-- Start of Records for processing --
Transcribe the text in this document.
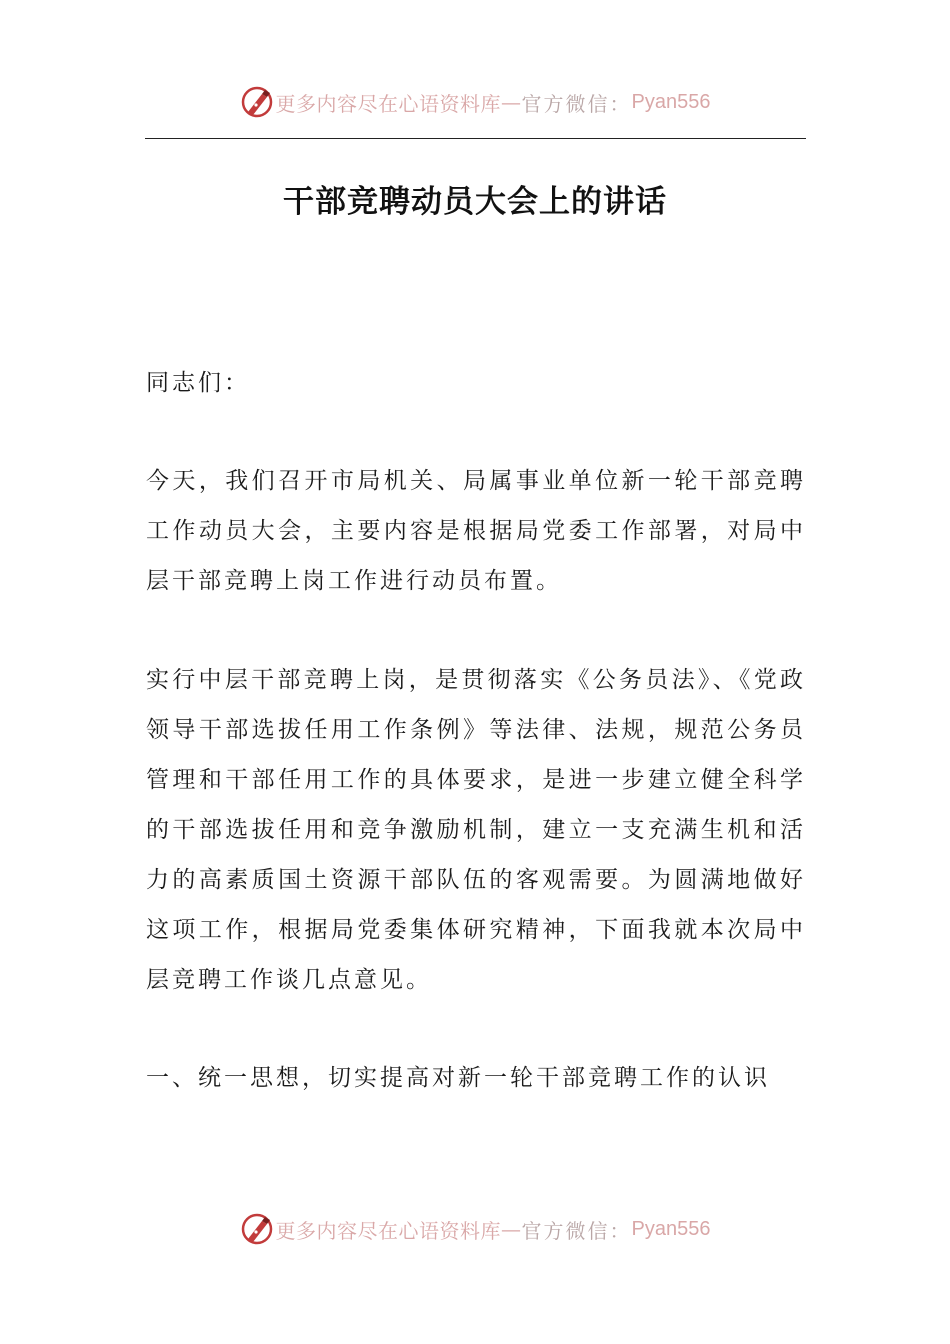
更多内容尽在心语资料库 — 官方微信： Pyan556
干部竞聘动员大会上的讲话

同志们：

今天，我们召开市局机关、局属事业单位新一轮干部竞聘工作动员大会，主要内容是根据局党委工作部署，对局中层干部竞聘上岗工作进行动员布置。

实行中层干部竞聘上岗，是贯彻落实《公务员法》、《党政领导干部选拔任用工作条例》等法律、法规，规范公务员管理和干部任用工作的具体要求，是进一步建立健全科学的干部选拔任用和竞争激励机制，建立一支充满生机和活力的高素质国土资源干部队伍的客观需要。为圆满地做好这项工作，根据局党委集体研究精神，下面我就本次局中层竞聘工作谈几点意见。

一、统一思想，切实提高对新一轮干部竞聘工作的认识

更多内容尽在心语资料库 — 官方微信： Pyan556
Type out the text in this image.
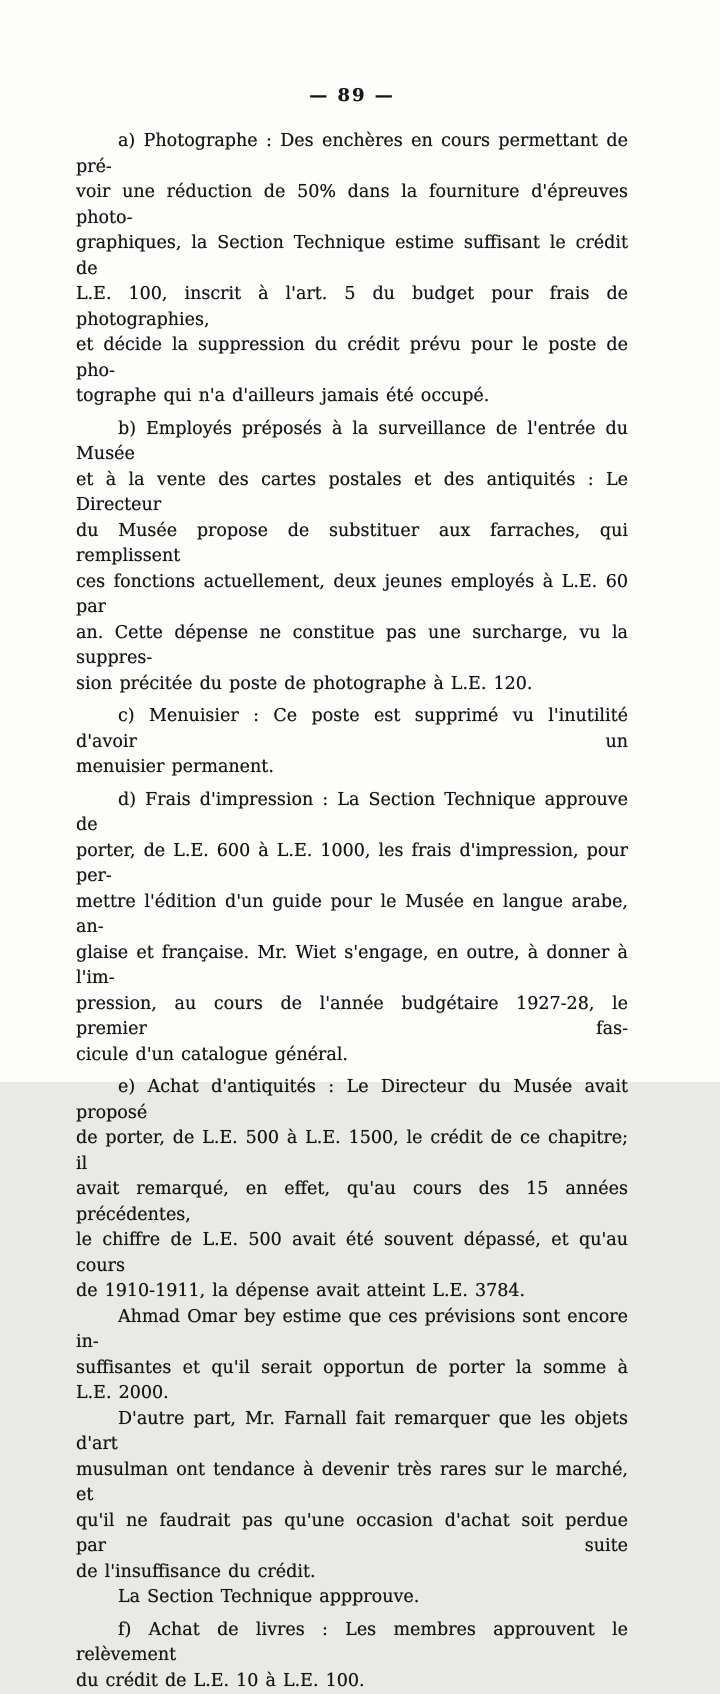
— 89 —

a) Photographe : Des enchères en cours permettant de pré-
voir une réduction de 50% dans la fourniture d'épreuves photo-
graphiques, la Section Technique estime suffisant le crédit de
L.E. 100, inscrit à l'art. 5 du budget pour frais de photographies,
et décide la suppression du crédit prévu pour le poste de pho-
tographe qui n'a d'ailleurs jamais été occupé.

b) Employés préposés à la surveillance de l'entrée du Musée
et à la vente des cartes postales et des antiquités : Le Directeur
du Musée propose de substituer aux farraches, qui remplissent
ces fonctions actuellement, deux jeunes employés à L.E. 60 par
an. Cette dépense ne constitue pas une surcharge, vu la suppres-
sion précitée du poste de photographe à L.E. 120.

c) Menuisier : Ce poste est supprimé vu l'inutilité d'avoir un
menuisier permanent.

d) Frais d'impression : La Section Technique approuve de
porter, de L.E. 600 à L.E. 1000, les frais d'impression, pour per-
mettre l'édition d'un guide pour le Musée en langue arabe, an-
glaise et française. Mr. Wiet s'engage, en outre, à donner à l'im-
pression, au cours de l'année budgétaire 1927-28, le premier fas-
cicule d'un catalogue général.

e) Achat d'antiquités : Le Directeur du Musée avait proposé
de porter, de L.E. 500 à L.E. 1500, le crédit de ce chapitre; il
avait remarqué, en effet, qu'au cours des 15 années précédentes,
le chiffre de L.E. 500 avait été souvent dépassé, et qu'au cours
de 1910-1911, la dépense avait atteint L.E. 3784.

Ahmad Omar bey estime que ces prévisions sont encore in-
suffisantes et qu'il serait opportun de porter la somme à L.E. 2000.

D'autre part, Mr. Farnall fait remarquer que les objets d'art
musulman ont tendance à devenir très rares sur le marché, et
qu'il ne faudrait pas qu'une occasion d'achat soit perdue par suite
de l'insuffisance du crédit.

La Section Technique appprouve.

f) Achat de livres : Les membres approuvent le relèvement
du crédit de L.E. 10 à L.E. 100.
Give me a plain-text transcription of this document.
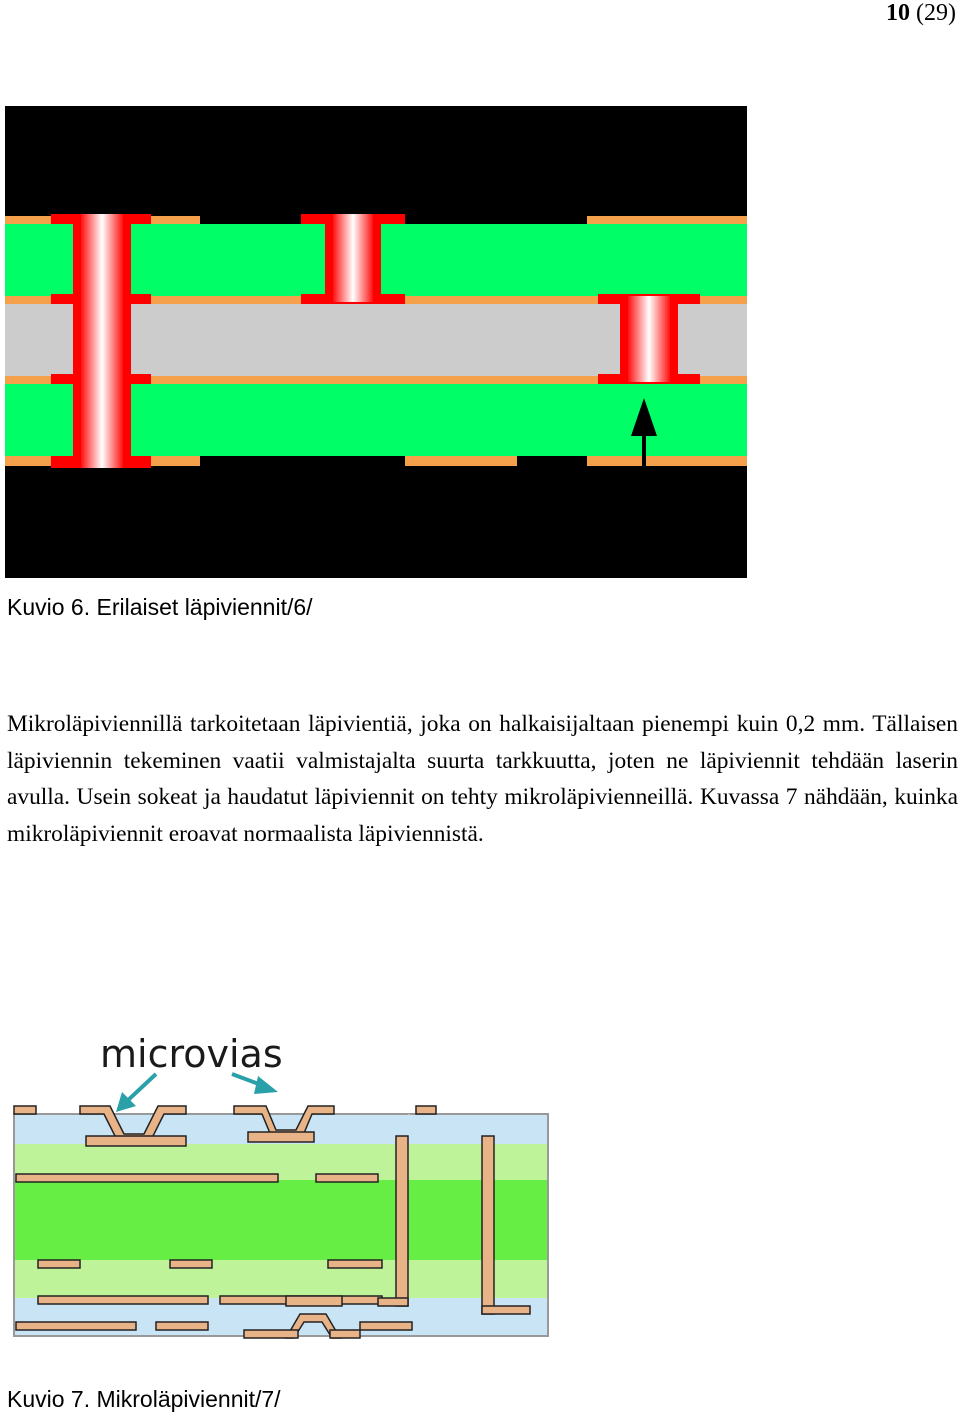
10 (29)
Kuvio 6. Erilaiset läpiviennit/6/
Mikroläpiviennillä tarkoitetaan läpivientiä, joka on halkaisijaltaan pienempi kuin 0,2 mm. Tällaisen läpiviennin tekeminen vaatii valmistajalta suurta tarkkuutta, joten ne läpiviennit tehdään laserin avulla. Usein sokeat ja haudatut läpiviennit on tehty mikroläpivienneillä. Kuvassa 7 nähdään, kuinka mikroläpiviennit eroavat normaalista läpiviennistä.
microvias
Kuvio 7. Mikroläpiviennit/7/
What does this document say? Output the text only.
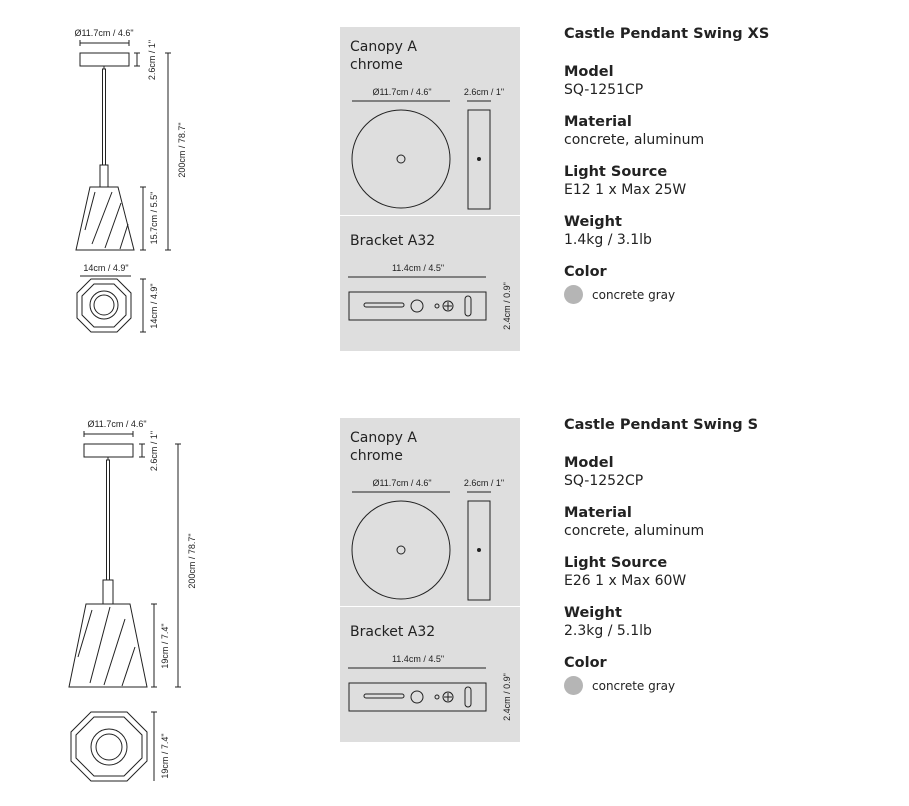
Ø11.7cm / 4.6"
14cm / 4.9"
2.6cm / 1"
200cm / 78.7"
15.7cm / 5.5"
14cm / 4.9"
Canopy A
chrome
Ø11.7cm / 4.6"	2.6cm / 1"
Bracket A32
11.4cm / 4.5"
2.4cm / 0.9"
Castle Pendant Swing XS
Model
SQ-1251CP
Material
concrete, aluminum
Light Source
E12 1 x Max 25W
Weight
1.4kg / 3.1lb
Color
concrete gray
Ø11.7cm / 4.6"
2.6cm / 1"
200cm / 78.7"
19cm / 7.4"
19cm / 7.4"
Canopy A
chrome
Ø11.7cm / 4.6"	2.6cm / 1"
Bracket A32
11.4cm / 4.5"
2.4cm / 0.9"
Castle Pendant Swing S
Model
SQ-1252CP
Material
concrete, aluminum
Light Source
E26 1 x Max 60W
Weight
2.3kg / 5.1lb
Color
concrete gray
-- End of Records for processing --
## Goal
Images do not belong in the copy; reproduce all other parts of the records above verbatim.

## Solution below
Transcribe the text in this document.
更多内容尽在心语资料库 — 官方微信： Pyan556
干部竞聘动员大会上的讲话

同志们：

今天，我们召开市局机关、局属事业单位新一轮干部竞聘工作动员大会，主要内容是根据局党委工作部署，对局中层干部竞聘上岗工作进行动员布置。

实行中层干部竞聘上岗，是贯彻落实《公务员法》、《党政领导干部选拔任用工作条例》等法律、法规，规范公务员管理和干部任用工作的具体要求，是进一步建立健全科学的干部选拔任用和竞争激励机制，建立一支充满生机和活力的高素质国土资源干部队伍的客观需要。为圆满地做好这项工作，根据局党委集体研究精神，下面我就本次局中层竞聘工作谈几点意见。

一、统一思想，切实提高对新一轮干部竞聘工作的认识

更多内容尽在心语资料库 — 官方微信： Pyan556
Type out the text in this image.
— 89 —

a) Photographe : Des enchères en cours permettant de pré-
voir une réduction de 50% dans la fourniture d'épreuves photo-
graphiques, la Section Technique estime suffisant le crédit de
L.E. 100, inscrit à l'art. 5 du budget pour frais de photographies,
et décide la suppression du crédit prévu pour le poste de pho-
tographe qui n'a d'ailleurs jamais été occupé.

b) Employés préposés à la surveillance de l'entrée du Musée
et à la vente des cartes postales et des antiquités : Le Directeur
du Musée propose de substituer aux farraches, qui remplissent
ces fonctions actuellement, deux jeunes employés à L.E. 60 par
an. Cette dépense ne constitue pas une surcharge, vu la suppres-
sion précitée du poste de photographe à L.E. 120.

c) Menuisier : Ce poste est supprimé vu l'inutilité d'avoir un
menuisier permanent.

d) Frais d'impression : La Section Technique approuve de
porter, de L.E. 600 à L.E. 1000, les frais d'impression, pour per-
mettre l'édition d'un guide pour le Musée en langue arabe, an-
glaise et française. Mr. Wiet s'engage, en outre, à donner à l'im-
pression, au cours de l'année budgétaire 1927-28, le premier fas-
cicule d'un catalogue général.

e) Achat d'antiquités : Le Directeur du Musée avait proposé
de porter, de L.E. 500 à L.E. 1500, le crédit de ce chapitre; il
avait remarqué, en effet, qu'au cours des 15 années précédentes,
le chiffre de L.E. 500 avait été souvent dépassé, et qu'au cours
de 1910-1911, la dépense avait atteint L.E. 3784.

Ahmad Omar bey estime que ces prévisions sont encore in-
suffisantes et qu'il serait opportun de porter la somme à L.E. 2000.

D'autre part, Mr. Farnall fait remarquer que les objets d'art
musulman ont tendance à devenir très rares sur le marché, et
qu'il ne faudrait pas qu'une occasion d'achat soit perdue par suite
de l'insuffisance du crédit.

La Section Technique appprouve.

f) Achat de livres : Les membres approuvent le relèvement
du crédit de L.E. 10 à L.E. 100.
Give me a plain-text transcription of this document.
10 (29)
Kuvio 6. Erilaiset läpiviennit/6/
Mikroläpiviennillä tarkoitetaan läpivientiä, joka on halkaisijaltaan pienempi kuin 0,2 mm. Tällaisen läpiviennin tekeminen vaatii valmistajalta suurta tarkkuutta, joten ne läpiviennit tehdään laserin avulla. Usein sokeat ja haudatut läpiviennit on tehty mikroläpivienneillä. Kuvassa 7 nähdään, kuinka mikroläpiviennit eroavat normaalista läpiviennistä.
microvias
Kuvio 7. Mikroläpiviennit/7/
What does this document say? Output the text only.
Ø11.7cm / 4.6"
14cm / 4.9"
2.6cm / 1"
200cm / 78.7"
15.7cm / 5.5"
14cm / 4.9"
Canopy A
chrome
Ø11.7cm / 4.6"	2.6cm / 1"
Bracket A32
11.4cm / 4.5"
2.4cm / 0.9"
Castle Pendant Swing XS
Model
SQ-1251CP
Material
concrete, aluminum
Light Source
E12 1 x Max 25W
Weight
1.4kg / 3.1lb
Color
concrete gray
Ø11.7cm / 4.6"
2.6cm / 1"
200cm / 78.7"
19cm / 7.4"
19cm / 7.4"
Canopy A
chrome
Ø11.7cm / 4.6"	2.6cm / 1"
Bracket A32
11.4cm / 4.5"
2.4cm / 0.9"
Castle Pendant Swing S
Model
SQ-1252CP
Material
concrete, aluminum
Light Source
E26 1 x Max 60W
Weight
2.3kg / 5.1lb
Color
concrete gray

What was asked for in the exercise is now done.